* Start *

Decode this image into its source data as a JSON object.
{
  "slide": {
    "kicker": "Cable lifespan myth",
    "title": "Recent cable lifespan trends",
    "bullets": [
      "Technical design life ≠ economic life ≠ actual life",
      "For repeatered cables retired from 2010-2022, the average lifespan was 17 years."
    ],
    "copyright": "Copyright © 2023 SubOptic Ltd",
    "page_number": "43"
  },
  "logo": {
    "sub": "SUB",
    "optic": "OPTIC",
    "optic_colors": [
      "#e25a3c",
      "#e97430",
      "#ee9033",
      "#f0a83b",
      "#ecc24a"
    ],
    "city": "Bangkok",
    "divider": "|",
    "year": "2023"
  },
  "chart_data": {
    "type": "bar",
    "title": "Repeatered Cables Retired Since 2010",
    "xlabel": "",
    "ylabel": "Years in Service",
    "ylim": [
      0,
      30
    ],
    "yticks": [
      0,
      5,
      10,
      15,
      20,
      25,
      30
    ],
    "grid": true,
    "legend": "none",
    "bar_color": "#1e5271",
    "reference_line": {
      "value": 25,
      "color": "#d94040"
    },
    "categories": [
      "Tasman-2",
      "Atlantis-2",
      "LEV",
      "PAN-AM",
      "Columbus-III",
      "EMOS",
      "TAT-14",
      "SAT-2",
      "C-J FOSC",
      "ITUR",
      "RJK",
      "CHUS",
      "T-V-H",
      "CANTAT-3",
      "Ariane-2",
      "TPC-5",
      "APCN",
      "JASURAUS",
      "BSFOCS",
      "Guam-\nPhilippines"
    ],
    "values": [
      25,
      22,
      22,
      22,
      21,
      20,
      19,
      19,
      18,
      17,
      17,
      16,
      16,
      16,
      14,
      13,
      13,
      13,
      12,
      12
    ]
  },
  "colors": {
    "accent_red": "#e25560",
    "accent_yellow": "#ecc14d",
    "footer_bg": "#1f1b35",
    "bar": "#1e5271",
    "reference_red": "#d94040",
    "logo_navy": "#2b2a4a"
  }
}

* End *

_WHAT NEEDS TO BE DONE_. Exactly how many lines of the listing above contain the string "title"? Give no more than the number.

_EXERCISE SOLUTION_. 2